- **TO BE DONE**:
Keep only those lines of the records that include the string "background".

>> begin SUPPLIED RECORDS

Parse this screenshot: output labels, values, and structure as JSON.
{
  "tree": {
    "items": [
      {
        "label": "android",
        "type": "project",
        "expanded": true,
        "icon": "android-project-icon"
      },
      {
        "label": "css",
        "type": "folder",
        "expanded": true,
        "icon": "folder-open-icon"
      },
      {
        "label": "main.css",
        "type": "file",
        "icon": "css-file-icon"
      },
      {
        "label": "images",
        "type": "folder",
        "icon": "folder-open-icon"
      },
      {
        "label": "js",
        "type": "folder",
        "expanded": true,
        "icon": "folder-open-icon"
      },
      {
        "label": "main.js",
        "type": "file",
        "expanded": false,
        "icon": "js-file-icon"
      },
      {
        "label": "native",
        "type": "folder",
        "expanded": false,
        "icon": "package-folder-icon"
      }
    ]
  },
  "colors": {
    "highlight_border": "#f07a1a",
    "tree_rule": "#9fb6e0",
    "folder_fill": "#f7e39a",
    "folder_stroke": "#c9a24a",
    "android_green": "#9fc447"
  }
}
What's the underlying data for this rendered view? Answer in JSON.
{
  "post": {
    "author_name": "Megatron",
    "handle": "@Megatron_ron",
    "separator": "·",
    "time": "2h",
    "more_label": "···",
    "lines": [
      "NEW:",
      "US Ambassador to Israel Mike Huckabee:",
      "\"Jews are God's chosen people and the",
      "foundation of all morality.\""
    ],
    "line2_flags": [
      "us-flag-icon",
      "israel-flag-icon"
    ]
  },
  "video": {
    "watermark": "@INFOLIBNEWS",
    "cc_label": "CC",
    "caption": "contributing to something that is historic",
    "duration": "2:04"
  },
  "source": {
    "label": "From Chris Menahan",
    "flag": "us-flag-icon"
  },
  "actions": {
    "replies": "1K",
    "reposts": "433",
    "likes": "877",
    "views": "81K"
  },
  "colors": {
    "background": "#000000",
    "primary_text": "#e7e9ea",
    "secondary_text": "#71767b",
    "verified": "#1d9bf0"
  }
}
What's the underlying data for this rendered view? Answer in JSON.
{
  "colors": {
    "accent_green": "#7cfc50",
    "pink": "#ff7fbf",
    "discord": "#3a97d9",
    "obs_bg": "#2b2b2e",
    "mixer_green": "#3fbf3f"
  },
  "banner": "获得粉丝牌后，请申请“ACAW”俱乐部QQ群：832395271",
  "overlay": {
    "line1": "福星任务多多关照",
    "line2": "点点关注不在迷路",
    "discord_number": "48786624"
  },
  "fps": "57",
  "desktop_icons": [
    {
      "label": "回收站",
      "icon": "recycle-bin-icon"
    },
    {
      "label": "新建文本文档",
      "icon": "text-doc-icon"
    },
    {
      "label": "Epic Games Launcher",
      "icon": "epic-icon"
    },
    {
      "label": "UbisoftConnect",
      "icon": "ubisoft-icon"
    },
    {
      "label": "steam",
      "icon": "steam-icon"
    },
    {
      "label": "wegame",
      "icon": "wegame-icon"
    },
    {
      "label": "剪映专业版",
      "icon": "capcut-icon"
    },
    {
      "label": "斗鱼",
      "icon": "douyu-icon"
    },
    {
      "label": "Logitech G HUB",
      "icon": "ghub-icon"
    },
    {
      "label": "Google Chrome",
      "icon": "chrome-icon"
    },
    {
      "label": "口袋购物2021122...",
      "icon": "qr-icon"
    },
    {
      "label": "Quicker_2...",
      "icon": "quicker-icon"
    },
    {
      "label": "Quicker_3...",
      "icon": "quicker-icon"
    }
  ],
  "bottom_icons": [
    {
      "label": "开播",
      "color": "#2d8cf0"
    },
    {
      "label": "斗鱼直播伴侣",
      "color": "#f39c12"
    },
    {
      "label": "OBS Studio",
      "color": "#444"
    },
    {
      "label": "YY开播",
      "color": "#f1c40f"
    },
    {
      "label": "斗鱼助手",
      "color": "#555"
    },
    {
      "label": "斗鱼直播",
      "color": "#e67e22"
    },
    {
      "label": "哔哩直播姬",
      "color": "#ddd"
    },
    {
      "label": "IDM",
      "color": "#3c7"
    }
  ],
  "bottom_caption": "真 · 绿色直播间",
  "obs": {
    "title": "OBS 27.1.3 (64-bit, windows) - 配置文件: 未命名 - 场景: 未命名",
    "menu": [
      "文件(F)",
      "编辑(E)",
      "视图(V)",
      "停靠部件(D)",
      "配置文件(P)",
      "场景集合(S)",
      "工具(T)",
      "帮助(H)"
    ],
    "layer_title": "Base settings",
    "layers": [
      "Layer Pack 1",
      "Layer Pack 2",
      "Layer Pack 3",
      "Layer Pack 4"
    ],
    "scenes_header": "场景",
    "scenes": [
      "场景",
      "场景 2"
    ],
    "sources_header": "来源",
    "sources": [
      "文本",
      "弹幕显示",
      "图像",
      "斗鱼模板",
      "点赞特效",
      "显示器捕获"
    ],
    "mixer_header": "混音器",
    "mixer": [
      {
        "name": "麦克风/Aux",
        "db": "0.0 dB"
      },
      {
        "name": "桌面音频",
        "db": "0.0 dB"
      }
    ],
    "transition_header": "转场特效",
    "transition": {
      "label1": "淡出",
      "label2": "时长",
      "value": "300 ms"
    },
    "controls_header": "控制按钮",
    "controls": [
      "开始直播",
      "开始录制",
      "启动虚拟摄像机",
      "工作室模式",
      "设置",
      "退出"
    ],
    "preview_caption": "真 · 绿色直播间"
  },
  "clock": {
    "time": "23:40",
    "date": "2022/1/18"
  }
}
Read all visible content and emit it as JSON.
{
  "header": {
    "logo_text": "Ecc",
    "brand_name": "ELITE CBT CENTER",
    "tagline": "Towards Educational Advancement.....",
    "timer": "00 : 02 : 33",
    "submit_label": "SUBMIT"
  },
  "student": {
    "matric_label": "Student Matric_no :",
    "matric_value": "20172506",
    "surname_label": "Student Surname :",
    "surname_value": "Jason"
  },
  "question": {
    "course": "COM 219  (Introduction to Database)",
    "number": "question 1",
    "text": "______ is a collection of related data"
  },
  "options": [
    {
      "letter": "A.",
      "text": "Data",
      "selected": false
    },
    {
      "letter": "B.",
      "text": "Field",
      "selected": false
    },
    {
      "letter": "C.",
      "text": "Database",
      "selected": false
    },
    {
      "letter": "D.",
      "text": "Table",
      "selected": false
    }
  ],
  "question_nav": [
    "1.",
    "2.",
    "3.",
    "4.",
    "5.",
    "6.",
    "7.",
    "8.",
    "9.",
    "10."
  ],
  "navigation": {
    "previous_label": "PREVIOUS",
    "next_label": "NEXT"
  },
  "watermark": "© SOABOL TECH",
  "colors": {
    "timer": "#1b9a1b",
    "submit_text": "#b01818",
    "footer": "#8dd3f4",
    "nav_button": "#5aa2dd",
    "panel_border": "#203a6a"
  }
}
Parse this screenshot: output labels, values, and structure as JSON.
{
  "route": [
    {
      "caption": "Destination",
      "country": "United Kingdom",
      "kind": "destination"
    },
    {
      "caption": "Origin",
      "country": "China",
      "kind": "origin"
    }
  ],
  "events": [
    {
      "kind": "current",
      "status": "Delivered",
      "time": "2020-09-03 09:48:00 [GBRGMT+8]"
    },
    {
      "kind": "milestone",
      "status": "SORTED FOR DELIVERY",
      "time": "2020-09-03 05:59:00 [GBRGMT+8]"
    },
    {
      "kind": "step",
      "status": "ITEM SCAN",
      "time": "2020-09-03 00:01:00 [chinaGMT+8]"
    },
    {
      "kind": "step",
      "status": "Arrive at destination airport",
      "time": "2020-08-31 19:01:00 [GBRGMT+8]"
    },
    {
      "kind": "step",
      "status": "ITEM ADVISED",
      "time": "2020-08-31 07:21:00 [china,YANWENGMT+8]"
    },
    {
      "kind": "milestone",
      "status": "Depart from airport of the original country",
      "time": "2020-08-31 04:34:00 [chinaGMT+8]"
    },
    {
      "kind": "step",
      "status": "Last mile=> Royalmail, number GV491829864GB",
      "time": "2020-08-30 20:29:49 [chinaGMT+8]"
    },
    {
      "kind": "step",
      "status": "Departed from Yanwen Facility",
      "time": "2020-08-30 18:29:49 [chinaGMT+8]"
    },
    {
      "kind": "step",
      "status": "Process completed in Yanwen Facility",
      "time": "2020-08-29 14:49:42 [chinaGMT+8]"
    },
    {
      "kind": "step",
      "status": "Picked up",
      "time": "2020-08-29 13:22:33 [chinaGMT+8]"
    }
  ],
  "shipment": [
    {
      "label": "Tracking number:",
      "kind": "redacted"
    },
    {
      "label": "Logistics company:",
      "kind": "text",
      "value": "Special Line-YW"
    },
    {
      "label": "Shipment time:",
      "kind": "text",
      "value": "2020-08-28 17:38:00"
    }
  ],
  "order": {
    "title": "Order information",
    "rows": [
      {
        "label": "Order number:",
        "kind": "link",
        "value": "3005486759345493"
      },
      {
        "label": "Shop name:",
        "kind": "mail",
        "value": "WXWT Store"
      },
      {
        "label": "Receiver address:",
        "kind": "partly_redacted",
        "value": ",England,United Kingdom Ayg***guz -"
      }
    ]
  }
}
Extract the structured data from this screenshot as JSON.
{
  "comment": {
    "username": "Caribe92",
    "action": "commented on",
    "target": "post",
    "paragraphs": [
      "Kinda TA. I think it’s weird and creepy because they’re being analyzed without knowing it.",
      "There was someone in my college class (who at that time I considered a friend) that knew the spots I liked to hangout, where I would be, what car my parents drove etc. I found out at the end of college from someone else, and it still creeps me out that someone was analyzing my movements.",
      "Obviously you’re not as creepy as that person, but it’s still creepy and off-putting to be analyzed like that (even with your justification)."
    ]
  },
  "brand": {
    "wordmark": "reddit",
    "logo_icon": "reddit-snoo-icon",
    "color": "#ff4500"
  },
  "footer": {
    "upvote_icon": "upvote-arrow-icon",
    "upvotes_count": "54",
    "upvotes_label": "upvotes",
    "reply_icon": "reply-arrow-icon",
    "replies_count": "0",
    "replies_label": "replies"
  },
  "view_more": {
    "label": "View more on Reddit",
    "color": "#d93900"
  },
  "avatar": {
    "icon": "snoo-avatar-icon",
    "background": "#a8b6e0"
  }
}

>> end SUPPLIED RECORDS

- **TASK ANSWER**:
    "background": "#000000",
    "background": "#a8b6e0"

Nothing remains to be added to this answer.